RECORDS FOR PROCESSING =>
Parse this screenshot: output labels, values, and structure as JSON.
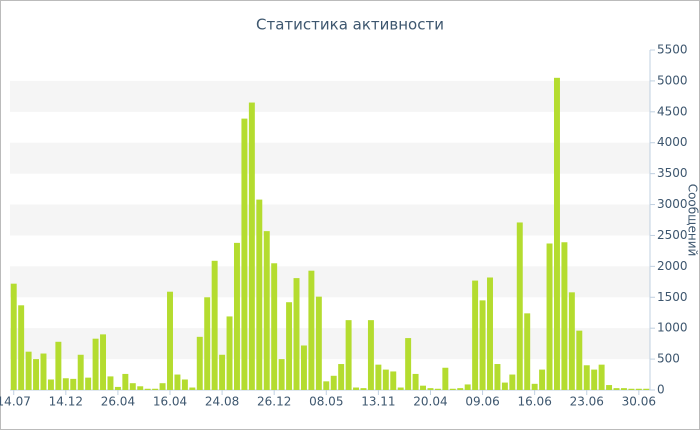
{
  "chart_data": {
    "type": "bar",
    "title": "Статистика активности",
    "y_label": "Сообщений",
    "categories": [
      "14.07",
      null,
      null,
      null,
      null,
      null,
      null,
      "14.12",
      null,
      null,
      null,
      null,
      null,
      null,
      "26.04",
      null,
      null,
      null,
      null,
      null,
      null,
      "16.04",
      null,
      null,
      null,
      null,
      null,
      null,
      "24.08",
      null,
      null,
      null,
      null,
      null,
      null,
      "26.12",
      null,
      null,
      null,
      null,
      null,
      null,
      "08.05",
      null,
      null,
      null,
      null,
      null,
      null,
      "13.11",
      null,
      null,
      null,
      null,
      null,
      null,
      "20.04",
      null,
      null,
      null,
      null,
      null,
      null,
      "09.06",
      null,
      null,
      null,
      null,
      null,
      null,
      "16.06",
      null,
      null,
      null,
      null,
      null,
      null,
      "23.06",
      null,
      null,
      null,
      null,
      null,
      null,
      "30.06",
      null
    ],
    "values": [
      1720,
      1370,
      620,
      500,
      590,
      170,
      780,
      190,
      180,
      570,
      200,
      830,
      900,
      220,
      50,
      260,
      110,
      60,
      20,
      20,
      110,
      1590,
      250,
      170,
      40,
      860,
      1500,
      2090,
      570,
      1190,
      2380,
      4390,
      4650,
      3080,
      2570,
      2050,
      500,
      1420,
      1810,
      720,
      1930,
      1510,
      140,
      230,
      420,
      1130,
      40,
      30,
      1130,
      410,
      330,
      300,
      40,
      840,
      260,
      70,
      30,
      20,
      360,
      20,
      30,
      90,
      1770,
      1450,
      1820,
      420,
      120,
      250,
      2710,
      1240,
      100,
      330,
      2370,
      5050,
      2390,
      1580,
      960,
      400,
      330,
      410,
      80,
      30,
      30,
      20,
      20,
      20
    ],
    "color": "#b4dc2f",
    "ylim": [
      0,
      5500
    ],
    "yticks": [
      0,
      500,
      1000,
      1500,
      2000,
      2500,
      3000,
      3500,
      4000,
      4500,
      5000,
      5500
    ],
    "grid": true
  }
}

...

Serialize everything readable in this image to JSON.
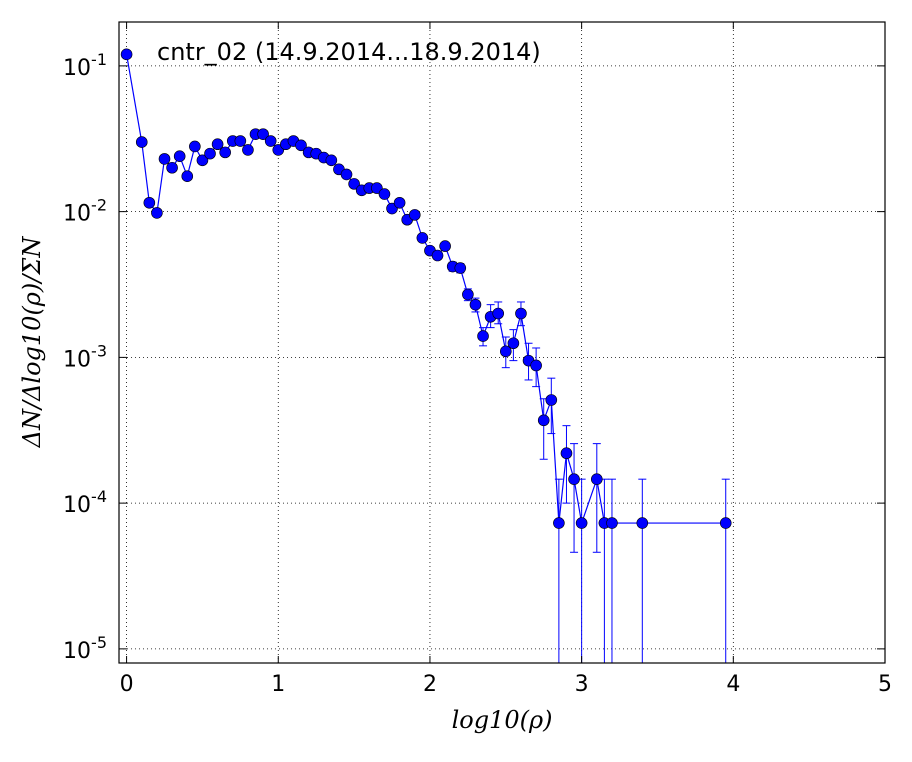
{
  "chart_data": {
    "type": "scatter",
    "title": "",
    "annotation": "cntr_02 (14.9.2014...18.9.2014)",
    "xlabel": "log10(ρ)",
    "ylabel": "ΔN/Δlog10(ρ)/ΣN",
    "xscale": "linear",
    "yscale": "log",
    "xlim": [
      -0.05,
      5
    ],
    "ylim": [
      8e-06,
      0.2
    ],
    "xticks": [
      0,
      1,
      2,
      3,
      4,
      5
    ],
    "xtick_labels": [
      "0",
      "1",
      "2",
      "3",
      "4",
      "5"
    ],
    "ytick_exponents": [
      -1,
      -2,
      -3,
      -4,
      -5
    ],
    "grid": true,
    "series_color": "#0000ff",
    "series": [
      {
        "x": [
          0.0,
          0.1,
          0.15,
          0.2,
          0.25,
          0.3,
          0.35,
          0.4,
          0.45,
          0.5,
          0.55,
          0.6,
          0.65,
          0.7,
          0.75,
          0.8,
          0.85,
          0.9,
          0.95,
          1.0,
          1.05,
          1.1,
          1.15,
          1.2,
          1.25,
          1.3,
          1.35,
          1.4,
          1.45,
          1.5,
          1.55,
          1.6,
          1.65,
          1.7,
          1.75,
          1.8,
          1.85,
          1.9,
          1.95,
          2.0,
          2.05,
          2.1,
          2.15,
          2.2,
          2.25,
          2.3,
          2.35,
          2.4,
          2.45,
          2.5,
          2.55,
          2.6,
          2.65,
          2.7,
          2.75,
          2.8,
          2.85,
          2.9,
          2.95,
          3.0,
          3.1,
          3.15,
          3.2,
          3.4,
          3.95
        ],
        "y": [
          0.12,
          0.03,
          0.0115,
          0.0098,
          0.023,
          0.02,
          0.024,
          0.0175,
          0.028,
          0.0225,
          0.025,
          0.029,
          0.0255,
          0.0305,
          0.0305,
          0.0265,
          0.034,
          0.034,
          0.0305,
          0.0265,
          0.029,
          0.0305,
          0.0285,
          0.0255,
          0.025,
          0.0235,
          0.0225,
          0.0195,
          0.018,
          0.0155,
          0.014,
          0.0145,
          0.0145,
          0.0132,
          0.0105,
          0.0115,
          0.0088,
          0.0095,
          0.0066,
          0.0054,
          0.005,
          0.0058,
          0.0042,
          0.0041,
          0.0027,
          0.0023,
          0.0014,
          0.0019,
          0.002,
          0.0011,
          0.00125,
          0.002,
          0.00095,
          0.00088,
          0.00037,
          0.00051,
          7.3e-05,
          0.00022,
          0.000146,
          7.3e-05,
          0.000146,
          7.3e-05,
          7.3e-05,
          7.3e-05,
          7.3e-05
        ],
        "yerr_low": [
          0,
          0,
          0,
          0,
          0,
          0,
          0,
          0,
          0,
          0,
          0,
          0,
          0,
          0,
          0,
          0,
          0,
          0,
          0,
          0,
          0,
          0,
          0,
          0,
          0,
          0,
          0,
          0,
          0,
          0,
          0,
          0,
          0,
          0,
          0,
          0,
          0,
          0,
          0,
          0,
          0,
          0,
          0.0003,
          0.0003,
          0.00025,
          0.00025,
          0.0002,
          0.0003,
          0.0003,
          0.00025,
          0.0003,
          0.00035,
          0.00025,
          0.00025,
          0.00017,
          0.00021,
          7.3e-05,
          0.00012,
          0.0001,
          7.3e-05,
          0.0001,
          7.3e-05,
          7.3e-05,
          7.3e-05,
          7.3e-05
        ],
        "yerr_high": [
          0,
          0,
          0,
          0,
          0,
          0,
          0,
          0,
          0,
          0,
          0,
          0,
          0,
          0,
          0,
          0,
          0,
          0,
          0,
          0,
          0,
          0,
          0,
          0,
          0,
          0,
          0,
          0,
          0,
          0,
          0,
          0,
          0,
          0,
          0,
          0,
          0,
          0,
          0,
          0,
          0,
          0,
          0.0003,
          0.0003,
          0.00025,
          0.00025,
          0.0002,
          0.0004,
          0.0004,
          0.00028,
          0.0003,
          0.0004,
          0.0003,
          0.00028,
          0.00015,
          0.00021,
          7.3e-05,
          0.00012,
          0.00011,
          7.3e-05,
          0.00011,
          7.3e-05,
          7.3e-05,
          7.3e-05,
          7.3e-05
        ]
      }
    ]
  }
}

...

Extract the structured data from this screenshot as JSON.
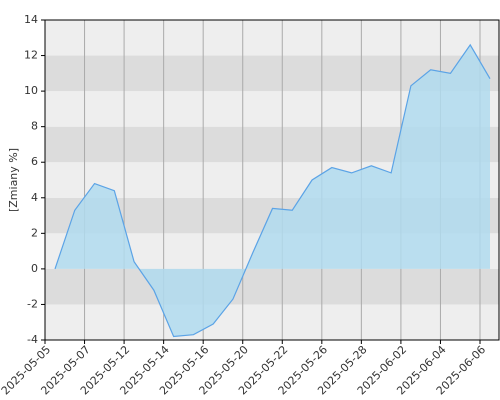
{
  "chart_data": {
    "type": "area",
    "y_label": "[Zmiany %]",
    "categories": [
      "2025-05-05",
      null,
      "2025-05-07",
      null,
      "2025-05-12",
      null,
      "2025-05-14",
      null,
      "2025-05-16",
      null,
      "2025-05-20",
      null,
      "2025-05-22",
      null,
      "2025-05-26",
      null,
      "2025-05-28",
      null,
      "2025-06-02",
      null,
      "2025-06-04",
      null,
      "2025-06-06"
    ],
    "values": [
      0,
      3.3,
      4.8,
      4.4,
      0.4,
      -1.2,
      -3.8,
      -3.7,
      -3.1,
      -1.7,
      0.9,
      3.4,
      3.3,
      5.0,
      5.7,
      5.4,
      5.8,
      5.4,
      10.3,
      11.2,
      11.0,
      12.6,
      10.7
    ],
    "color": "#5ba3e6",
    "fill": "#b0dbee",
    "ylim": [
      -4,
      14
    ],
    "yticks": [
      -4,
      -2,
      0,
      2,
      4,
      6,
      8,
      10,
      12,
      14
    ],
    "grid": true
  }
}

PROBLEM STATEMENT =>
Pull out every line above that holds the word "screenshot".

SOLVED EXERCISE =>
Parse this screenshot: output labels, values, and structure as JSON.
Extract the structured data from this screenshot as JSON.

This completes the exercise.